Stated problem: Scan the lines and state how many carry "County". Leave out everything but the number.

Available data:

--- --- ---

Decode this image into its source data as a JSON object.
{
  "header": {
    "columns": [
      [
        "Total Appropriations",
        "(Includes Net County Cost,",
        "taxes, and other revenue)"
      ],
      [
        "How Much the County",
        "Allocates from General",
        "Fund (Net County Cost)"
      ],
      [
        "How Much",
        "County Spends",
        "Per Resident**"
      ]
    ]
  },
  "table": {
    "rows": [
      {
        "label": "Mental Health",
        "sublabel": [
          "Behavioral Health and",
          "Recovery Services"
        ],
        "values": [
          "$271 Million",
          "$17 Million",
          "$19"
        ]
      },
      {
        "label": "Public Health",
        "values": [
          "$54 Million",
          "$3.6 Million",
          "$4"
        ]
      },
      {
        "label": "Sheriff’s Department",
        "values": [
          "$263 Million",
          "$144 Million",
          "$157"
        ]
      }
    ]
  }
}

--- --- ---

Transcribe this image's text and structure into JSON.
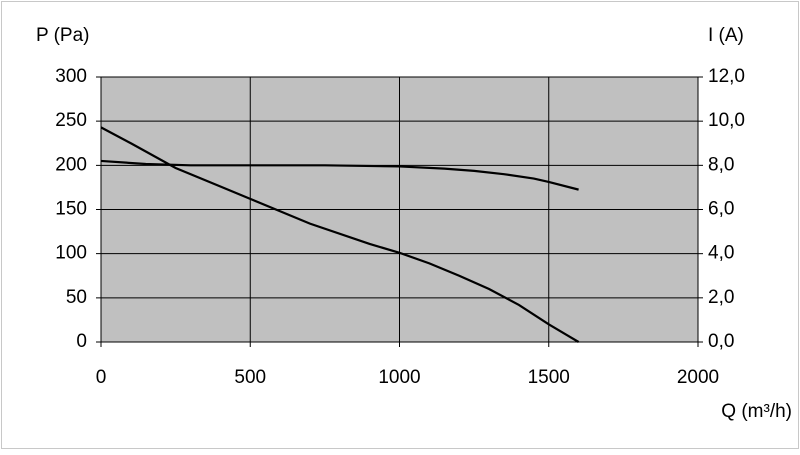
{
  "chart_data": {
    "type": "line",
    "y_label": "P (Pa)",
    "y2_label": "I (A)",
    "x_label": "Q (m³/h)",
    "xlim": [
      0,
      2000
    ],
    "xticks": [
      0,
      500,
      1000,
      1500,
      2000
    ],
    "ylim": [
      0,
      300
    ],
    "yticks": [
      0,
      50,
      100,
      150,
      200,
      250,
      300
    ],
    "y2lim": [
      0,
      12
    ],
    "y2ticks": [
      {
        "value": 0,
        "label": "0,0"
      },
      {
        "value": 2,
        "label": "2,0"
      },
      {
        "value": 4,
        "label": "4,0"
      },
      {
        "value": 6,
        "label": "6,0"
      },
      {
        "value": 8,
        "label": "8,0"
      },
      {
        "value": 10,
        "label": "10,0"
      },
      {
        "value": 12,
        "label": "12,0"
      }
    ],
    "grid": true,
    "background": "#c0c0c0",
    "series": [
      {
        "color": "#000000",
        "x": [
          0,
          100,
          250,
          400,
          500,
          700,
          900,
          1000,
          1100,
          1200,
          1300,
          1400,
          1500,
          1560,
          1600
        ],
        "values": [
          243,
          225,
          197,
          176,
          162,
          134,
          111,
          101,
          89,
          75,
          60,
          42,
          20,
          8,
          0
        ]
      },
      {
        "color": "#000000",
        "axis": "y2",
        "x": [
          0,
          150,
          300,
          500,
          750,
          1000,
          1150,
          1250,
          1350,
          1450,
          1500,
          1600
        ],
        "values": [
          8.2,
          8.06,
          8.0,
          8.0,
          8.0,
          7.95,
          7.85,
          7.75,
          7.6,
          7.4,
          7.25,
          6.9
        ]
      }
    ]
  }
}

--- --- ---

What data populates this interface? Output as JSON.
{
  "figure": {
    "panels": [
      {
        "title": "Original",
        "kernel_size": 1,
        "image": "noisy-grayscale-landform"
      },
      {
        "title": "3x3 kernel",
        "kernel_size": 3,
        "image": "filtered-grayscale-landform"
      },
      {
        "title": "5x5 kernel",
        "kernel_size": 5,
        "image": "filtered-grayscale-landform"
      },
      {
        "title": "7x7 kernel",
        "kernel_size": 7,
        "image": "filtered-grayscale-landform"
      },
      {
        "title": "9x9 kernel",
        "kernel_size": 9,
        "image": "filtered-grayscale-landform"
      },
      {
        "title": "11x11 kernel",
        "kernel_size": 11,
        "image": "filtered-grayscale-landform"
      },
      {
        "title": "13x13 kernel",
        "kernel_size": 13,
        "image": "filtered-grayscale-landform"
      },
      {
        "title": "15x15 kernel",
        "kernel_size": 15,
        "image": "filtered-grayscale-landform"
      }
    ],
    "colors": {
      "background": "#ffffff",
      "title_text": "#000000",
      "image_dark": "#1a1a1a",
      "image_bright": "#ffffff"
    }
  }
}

--- --- ---

Problem solution: 4